____ Data to process

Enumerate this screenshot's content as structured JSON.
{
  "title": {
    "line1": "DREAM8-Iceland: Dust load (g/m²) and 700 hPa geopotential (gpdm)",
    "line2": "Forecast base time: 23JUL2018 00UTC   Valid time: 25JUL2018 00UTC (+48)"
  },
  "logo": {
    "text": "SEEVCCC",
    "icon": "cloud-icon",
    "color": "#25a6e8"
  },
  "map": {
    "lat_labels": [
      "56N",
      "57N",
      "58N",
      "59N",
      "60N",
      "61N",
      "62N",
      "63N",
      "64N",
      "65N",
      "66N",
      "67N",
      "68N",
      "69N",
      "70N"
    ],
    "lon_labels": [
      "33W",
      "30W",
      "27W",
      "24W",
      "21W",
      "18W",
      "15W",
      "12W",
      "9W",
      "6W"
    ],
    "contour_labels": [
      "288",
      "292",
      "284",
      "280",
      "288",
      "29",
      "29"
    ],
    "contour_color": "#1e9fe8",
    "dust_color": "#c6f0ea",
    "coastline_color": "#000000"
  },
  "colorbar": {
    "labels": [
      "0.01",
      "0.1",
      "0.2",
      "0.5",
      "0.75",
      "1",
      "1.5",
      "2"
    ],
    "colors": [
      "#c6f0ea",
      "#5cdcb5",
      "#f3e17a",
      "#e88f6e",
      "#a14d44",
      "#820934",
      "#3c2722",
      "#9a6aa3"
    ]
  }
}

________

_Given problem_
Faithfully transcribe the whole of the data.

_Final answer_
Enumerate this screenshot's content as structured JSON.
{
  "title": {
    "line1": "DREAM8-Iceland: Dust load (g/m²) and 700 hPa geopotential (gpdm)",
    "line2": "Forecast base time: 23JUL2018 00UTC   Valid time: 25JUL2018 00UTC (+48)"
  },
  "logo": {
    "text": "SEEVCCC",
    "icon": "cloud-icon",
    "color": "#25a6e8"
  },
  "map": {
    "lat_labels": [
      "56N",
      "57N",
      "58N",
      "59N",
      "60N",
      "61N",
      "62N",
      "63N",
      "64N",
      "65N",
      "66N",
      "67N",
      "68N",
      "69N",
      "70N"
    ],
    "lon_labels": [
      "33W",
      "30W",
      "27W",
      "24W",
      "21W",
      "18W",
      "15W",
      "12W",
      "9W",
      "6W"
    ],
    "contour_labels": [
      "288",
      "292",
      "284",
      "280",
      "288",
      "29",
      "29"
    ],
    "contour_color": "#1e9fe8",
    "dust_color": "#c6f0ea",
    "coastline_color": "#000000"
  },
  "colorbar": {
    "labels": [
      "0.01",
      "0.1",
      "0.2",
      "0.5",
      "0.75",
      "1",
      "1.5",
      "2"
    ],
    "colors": [
      "#c6f0ea",
      "#5cdcb5",
      "#f3e17a",
      "#e88f6e",
      "#a14d44",
      "#820934",
      "#3c2722",
      "#9a6aa3"
    ]
  }
}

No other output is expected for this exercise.